SOURCE RECORDS:
:::::

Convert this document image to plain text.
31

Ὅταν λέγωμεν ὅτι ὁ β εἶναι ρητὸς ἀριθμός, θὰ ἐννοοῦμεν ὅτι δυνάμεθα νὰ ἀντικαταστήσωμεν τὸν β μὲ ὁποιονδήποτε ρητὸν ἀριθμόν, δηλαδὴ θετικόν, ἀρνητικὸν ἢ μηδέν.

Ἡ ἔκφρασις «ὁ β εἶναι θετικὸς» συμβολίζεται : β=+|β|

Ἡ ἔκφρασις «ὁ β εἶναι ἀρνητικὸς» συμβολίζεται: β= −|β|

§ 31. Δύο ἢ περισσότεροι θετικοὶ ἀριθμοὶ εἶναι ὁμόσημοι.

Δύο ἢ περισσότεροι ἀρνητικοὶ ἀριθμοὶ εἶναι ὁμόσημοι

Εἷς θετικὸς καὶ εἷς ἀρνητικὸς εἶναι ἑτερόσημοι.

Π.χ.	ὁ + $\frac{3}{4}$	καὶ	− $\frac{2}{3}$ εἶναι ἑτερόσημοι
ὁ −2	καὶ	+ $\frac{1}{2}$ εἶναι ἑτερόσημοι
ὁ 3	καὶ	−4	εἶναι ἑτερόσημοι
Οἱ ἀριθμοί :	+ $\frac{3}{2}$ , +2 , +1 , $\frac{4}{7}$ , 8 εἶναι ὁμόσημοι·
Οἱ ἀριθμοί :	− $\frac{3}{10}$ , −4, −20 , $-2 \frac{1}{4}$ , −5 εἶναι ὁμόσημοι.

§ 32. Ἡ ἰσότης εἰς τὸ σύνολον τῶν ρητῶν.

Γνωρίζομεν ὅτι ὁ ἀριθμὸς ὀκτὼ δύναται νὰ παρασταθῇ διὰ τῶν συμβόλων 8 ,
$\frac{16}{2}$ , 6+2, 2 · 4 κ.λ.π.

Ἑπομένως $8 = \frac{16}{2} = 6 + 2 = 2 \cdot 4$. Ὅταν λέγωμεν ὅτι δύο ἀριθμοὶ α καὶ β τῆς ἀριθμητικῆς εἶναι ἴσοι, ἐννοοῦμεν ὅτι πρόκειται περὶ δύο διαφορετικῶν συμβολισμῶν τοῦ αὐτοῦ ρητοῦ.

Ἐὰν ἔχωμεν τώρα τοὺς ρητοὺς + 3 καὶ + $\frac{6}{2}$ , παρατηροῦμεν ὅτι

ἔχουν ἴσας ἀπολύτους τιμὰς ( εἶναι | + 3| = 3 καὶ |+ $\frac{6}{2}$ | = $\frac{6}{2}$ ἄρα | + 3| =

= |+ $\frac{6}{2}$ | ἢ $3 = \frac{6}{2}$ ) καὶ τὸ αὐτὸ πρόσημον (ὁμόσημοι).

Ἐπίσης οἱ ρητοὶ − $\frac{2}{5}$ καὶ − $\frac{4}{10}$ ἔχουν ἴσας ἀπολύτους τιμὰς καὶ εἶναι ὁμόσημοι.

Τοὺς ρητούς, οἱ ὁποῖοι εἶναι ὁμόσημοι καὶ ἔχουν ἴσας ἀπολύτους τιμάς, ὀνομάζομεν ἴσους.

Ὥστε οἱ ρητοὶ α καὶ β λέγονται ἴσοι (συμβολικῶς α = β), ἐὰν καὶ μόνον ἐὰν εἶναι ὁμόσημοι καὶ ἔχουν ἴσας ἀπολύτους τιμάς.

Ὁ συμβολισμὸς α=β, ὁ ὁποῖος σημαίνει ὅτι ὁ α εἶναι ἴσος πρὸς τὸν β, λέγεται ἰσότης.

:::::

EXERCISE PROMPT: Pick out the lines containing the string "λέγωμεν" and show them.

COMPLETE OUTPUT:
Ὅταν λέγωμεν ὅτι ὁ β εἶναι ρητὸς ἀριθμός, θὰ ἐννοοῦμεν ὅτι δυνάμεθα νὰ ἀντικαταστήσωμεν τὸν β μὲ ὁποιονδήποτε ρητὸν ἀριθμόν, δηλαδὴ θετικόν, ἀρνητικὸν ἢ μηδέν.
Ἑπομένως $8 = \frac{16}{2} = 6 + 2 = 2 \cdot 4$. Ὅταν λέγωμεν ὅτι δύο ἀριθμοὶ α καὶ β τῆς ἀριθμητικῆς εἶναι ἴσοι, ἐννοοῦμεν ὅτι πρόκειται περὶ δύο διαφορετικῶν συμβολισμῶν τοῦ αὐτοῦ ρητοῦ.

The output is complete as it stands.